> [TASK DESCRIPTION]:
What follows is a set of records, each of which is to be written out exactly.

> [MATERIALS PROVIDED]:
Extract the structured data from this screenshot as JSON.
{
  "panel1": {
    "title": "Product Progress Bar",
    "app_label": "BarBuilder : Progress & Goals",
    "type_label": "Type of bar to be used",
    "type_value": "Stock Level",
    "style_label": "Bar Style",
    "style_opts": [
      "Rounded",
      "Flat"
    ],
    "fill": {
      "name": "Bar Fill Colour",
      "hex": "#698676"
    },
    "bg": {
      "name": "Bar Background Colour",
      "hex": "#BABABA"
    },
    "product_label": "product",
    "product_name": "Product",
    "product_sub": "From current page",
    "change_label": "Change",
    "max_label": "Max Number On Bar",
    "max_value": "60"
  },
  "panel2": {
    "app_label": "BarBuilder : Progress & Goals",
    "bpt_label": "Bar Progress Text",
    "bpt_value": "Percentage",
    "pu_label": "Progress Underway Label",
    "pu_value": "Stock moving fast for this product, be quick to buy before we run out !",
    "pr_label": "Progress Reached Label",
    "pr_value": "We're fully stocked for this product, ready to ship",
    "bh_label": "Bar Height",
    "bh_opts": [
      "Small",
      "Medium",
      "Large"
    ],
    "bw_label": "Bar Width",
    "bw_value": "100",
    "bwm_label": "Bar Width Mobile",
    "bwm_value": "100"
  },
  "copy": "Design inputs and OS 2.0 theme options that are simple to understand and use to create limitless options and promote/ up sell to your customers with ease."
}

> [ANSWER TO THIS TASK]:
Extract the structured data from this screenshot as JSON.
{
  "panel1": {
    "title": "Product Progress Bar",
    "app_label": "BarBuilder : Progress & Goals",
    "type_label": "Type of bar to be used",
    "type_value": "Stock Level",
    "style_label": "Bar Style",
    "style_opts": [
      "Rounded",
      "Flat"
    ],
    "fill": {
      "name": "Bar Fill Colour",
      "hex": "#698676"
    },
    "bg": {
      "name": "Bar Background Colour",
      "hex": "#BABABA"
    },
    "product_label": "product",
    "product_name": "Product",
    "product_sub": "From current page",
    "change_label": "Change",
    "max_label": "Max Number On Bar",
    "max_value": "60"
  },
  "panel2": {
    "app_label": "BarBuilder : Progress & Goals",
    "bpt_label": "Bar Progress Text",
    "bpt_value": "Percentage",
    "pu_label": "Progress Underway Label",
    "pu_value": "Stock moving fast for this product, be quick to buy before we run out !",
    "pr_label": "Progress Reached Label",
    "pr_value": "We're fully stocked for this product, ready to ship",
    "bh_label": "Bar Height",
    "bh_opts": [
      "Small",
      "Medium",
      "Large"
    ],
    "bw_label": "Bar Width",
    "bw_value": "100",
    "bwm_label": "Bar Width Mobile",
    "bwm_value": "100"
  },
  "copy": "Design inputs and OS 2.0 theme options that are simple to understand and use to create limitless options and promote/ up sell to your customers with ease."
}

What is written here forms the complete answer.